# WHAT IS NEEDED
Read the data and repeat all of it exactly.

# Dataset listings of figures
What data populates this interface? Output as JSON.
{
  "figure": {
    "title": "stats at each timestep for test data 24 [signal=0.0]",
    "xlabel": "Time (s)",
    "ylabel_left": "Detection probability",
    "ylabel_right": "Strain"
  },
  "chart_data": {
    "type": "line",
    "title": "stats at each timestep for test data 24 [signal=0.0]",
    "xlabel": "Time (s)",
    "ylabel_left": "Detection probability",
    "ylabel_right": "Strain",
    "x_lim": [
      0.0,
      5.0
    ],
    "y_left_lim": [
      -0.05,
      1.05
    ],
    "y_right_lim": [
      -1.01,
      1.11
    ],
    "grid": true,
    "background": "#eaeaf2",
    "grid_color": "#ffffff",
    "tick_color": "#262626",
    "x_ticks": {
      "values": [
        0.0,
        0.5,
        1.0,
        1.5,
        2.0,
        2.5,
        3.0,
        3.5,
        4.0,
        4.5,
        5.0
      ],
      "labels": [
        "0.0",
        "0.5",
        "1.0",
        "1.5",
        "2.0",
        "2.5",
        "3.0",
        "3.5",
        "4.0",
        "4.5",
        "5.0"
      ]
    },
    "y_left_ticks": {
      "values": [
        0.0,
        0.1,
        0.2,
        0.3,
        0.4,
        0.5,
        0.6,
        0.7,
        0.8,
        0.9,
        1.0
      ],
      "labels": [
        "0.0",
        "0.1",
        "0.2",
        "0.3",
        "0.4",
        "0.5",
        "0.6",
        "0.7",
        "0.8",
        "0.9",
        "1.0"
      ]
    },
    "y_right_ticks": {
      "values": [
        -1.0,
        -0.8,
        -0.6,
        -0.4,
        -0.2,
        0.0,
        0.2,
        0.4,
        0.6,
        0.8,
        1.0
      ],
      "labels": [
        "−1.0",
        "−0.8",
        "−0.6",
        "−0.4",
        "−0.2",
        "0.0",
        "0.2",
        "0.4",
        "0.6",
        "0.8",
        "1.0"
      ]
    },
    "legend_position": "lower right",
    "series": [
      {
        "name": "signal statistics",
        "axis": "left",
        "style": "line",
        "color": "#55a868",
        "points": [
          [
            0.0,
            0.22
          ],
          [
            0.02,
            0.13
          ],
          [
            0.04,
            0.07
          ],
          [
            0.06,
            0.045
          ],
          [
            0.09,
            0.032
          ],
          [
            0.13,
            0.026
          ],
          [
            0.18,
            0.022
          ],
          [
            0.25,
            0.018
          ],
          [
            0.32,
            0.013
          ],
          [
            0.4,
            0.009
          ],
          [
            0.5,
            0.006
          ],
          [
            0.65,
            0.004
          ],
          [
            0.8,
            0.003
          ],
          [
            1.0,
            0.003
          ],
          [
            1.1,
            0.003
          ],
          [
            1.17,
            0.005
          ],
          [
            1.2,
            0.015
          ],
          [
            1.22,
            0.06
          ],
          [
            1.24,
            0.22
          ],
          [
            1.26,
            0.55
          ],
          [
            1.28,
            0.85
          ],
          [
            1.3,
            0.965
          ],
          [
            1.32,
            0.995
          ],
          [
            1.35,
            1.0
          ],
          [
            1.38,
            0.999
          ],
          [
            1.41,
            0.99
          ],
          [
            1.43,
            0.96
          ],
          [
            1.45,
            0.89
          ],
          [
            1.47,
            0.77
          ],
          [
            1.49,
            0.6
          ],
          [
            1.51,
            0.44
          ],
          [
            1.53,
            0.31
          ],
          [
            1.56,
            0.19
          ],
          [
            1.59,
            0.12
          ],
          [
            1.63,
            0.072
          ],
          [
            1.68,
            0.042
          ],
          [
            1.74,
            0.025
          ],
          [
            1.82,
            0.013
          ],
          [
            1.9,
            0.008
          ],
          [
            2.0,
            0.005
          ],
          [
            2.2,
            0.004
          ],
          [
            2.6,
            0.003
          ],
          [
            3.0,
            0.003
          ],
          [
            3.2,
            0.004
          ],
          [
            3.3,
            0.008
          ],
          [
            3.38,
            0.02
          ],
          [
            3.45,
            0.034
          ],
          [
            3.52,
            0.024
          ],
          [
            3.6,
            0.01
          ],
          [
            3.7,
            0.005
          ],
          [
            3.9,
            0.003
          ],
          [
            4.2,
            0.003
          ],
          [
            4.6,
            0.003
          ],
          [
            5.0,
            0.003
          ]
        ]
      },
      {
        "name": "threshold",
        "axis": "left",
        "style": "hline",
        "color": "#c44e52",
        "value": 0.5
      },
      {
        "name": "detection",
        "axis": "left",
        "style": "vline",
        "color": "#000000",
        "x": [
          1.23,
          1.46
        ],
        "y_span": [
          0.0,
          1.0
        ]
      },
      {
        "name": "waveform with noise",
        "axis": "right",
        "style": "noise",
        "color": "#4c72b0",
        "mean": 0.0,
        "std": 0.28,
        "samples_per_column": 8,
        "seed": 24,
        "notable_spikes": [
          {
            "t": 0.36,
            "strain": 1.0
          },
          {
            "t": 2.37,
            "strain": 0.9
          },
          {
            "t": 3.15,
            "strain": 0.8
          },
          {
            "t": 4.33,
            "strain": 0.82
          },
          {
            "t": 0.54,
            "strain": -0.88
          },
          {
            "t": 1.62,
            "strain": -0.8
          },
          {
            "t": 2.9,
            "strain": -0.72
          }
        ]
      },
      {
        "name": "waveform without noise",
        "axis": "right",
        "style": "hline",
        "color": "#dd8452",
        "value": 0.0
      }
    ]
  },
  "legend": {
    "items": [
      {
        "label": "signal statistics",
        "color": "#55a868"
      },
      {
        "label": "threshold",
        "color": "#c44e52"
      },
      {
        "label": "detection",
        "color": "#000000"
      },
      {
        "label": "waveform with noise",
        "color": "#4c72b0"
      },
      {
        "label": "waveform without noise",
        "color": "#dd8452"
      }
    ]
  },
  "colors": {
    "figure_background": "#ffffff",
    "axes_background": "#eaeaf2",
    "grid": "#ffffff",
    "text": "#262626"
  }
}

# EXERCISE ANSWER
What data populates this interface? Output as JSON.
{
  "figure": {
    "title": "stats at each timestep for test data 24 [signal=0.0]",
    "xlabel": "Time (s)",
    "ylabel_left": "Detection probability",
    "ylabel_right": "Strain"
  },
  "chart_data": {
    "type": "line",
    "title": "stats at each timestep for test data 24 [signal=0.0]",
    "xlabel": "Time (s)",
    "ylabel_left": "Detection probability",
    "ylabel_right": "Strain",
    "x_lim": [
      0.0,
      5.0
    ],
    "y_left_lim": [
      -0.05,
      1.05
    ],
    "y_right_lim": [
      -1.01,
      1.11
    ],
    "grid": true,
    "background": "#eaeaf2",
    "grid_color": "#ffffff",
    "tick_color": "#262626",
    "x_ticks": {
      "values": [
        0.0,
        0.5,
        1.0,
        1.5,
        2.0,
        2.5,
        3.0,
        3.5,
        4.0,
        4.5,
        5.0
      ],
      "labels": [
        "0.0",
        "0.5",
        "1.0",
        "1.5",
        "2.0",
        "2.5",
        "3.0",
        "3.5",
        "4.0",
        "4.5",
        "5.0"
      ]
    },
    "y_left_ticks": {
      "values": [
        0.0,
        0.1,
        0.2,
        0.3,
        0.4,
        0.5,
        0.6,
        0.7,
        0.8,
        0.9,
        1.0
      ],
      "labels": [
        "0.0",
        "0.1",
        "0.2",
        "0.3",
        "0.4",
        "0.5",
        "0.6",
        "0.7",
        "0.8",
        "0.9",
        "1.0"
      ]
    },
    "y_right_ticks": {
      "values": [
        -1.0,
        -0.8,
        -0.6,
        -0.4,
        -0.2,
        0.0,
        0.2,
        0.4,
        0.6,
        0.8,
        1.0
      ],
      "labels": [
        "−1.0",
        "−0.8",
        "−0.6",
        "−0.4",
        "−0.2",
        "0.0",
        "0.2",
        "0.4",
        "0.6",
        "0.8",
        "1.0"
      ]
    },
    "legend_position": "lower right",
    "series": [
      {
        "name": "signal statistics",
        "axis": "left",
        "style": "line",
        "color": "#55a868",
        "points": [
          [
            0.0,
            0.22
          ],
          [
            0.02,
            0.13
          ],
          [
            0.04,
            0.07
          ],
          [
            0.06,
            0.045
          ],
          [
            0.09,
            0.032
          ],
          [
            0.13,
            0.026
          ],
          [
            0.18,
            0.022
          ],
          [
            0.25,
            0.018
          ],
          [
            0.32,
            0.013
          ],
          [
            0.4,
            0.009
          ],
          [
            0.5,
            0.006
          ],
          [
            0.65,
            0.004
          ],
          [
            0.8,
            0.003
          ],
          [
            1.0,
            0.003
          ],
          [
            1.1,
            0.003
          ],
          [
            1.17,
            0.005
          ],
          [
            1.2,
            0.015
          ],
          [
            1.22,
            0.06
          ],
          [
            1.24,
            0.22
          ],
          [
            1.26,
            0.55
          ],
          [
            1.28,
            0.85
          ],
          [
            1.3,
            0.965
          ],
          [
            1.32,
            0.995
          ],
          [
            1.35,
            1.0
          ],
          [
            1.38,
            0.999
          ],
          [
            1.41,
            0.99
          ],
          [
            1.43,
            0.96
          ],
          [
            1.45,
            0.89
          ],
          [
            1.47,
            0.77
          ],
          [
            1.49,
            0.6
          ],
          [
            1.51,
            0.44
          ],
          [
            1.53,
            0.31
          ],
          [
            1.56,
            0.19
          ],
          [
            1.59,
            0.12
          ],
          [
            1.63,
            0.072
          ],
          [
            1.68,
            0.042
          ],
          [
            1.74,
            0.025
          ],
          [
            1.82,
            0.013
          ],
          [
            1.9,
            0.008
          ],
          [
            2.0,
            0.005
          ],
          [
            2.2,
            0.004
          ],
          [
            2.6,
            0.003
          ],
          [
            3.0,
            0.003
          ],
          [
            3.2,
            0.004
          ],
          [
            3.3,
            0.008
          ],
          [
            3.38,
            0.02
          ],
          [
            3.45,
            0.034
          ],
          [
            3.52,
            0.024
          ],
          [
            3.6,
            0.01
          ],
          [
            3.7,
            0.005
          ],
          [
            3.9,
            0.003
          ],
          [
            4.2,
            0.003
          ],
          [
            4.6,
            0.003
          ],
          [
            5.0,
            0.003
          ]
        ]
      },
      {
        "name": "threshold",
        "axis": "left",
        "style": "hline",
        "color": "#c44e52",
        "value": 0.5
      },
      {
        "name": "detection",
        "axis": "left",
        "style": "vline",
        "color": "#000000",
        "x": [
          1.23,
          1.46
        ],
        "y_span": [
          0.0,
          1.0
        ]
      },
      {
        "name": "waveform with noise",
        "axis": "right",
        "style": "noise",
        "color": "#4c72b0",
        "mean": 0.0,
        "std": 0.28,
        "samples_per_column": 8,
        "seed": 24,
        "notable_spikes": [
          {
            "t": 0.36,
            "strain": 1.0
          },
          {
            "t": 2.37,
            "strain": 0.9
          },
          {
            "t": 3.15,
            "strain": 0.8
          },
          {
            "t": 4.33,
            "strain": 0.82
          },
          {
            "t": 0.54,
            "strain": -0.88
          },
          {
            "t": 1.62,
            "strain": -0.8
          },
          {
            "t": 2.9,
            "strain": -0.72
          }
        ]
      },
      {
        "name": "waveform without noise",
        "axis": "right",
        "style": "hline",
        "color": "#dd8452",
        "value": 0.0
      }
    ]
  },
  "legend": {
    "items": [
      {
        "label": "signal statistics",
        "color": "#55a868"
      },
      {
        "label": "threshold",
        "color": "#c44e52"
      },
      {
        "label": "detection",
        "color": "#000000"
      },
      {
        "label": "waveform with noise",
        "color": "#4c72b0"
      },
      {
        "label": "waveform without noise",
        "color": "#dd8452"
      }
    ]
  },
  "colors": {
    "figure_background": "#ffffff",
    "axes_background": "#eaeaf2",
    "grid": "#ffffff",
    "text": "#262626"
  }
}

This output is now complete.